Retype every entry in its entirety, without alteration.

Stored data:
□ □ □

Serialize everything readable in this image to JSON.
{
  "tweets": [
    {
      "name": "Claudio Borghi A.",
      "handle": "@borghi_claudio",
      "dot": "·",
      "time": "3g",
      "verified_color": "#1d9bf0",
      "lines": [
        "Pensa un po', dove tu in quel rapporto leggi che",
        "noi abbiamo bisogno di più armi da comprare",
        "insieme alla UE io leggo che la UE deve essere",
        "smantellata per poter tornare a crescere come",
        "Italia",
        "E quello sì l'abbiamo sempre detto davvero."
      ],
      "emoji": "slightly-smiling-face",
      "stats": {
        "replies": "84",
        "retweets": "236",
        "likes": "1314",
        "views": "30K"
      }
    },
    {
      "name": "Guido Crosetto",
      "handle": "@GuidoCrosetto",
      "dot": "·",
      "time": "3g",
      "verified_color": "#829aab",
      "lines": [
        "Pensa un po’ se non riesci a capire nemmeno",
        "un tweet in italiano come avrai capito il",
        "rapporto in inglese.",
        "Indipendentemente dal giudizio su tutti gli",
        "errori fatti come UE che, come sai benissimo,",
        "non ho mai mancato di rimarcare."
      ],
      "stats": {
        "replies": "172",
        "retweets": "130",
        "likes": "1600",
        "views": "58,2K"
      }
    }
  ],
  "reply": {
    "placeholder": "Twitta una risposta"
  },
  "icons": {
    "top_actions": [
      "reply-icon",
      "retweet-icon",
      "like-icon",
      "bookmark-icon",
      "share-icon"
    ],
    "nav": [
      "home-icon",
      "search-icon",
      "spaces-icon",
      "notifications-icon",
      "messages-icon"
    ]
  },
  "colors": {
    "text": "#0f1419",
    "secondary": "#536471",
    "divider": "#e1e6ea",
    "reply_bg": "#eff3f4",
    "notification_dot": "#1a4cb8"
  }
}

□ □ □

## In response
Serialize everything readable in this image to JSON.
{
  "tweets": [
    {
      "name": "Claudio Borghi A.",
      "handle": "@borghi_claudio",
      "dot": "·",
      "time": "3g",
      "verified_color": "#1d9bf0",
      "lines": [
        "Pensa un po', dove tu in quel rapporto leggi che",
        "noi abbiamo bisogno di più armi da comprare",
        "insieme alla UE io leggo che la UE deve essere",
        "smantellata per poter tornare a crescere come",
        "Italia",
        "E quello sì l'abbiamo sempre detto davvero."
      ],
      "emoji": "slightly-smiling-face",
      "stats": {
        "replies": "84",
        "retweets": "236",
        "likes": "1314",
        "views": "30K"
      }
    },
    {
      "name": "Guido Crosetto",
      "handle": "@GuidoCrosetto",
      "dot": "·",
      "time": "3g",
      "verified_color": "#829aab",
      "lines": [
        "Pensa un po’ se non riesci a capire nemmeno",
        "un tweet in italiano come avrai capito il",
        "rapporto in inglese.",
        "Indipendentemente dal giudizio su tutti gli",
        "errori fatti come UE che, come sai benissimo,",
        "non ho mai mancato di rimarcare."
      ],
      "stats": {
        "replies": "172",
        "retweets": "130",
        "likes": "1600",
        "views": "58,2K"
      }
    }
  ],
  "reply": {
    "placeholder": "Twitta una risposta"
  },
  "icons": {
    "top_actions": [
      "reply-icon",
      "retweet-icon",
      "like-icon",
      "bookmark-icon",
      "share-icon"
    ],
    "nav": [
      "home-icon",
      "search-icon",
      "spaces-icon",
      "notifications-icon",
      "messages-icon"
    ]
  },
  "colors": {
    "text": "#0f1419",
    "secondary": "#536471",
    "divider": "#e1e6ea",
    "reply_bg": "#eff3f4",
    "notification_dot": "#1a4cb8"
  }
}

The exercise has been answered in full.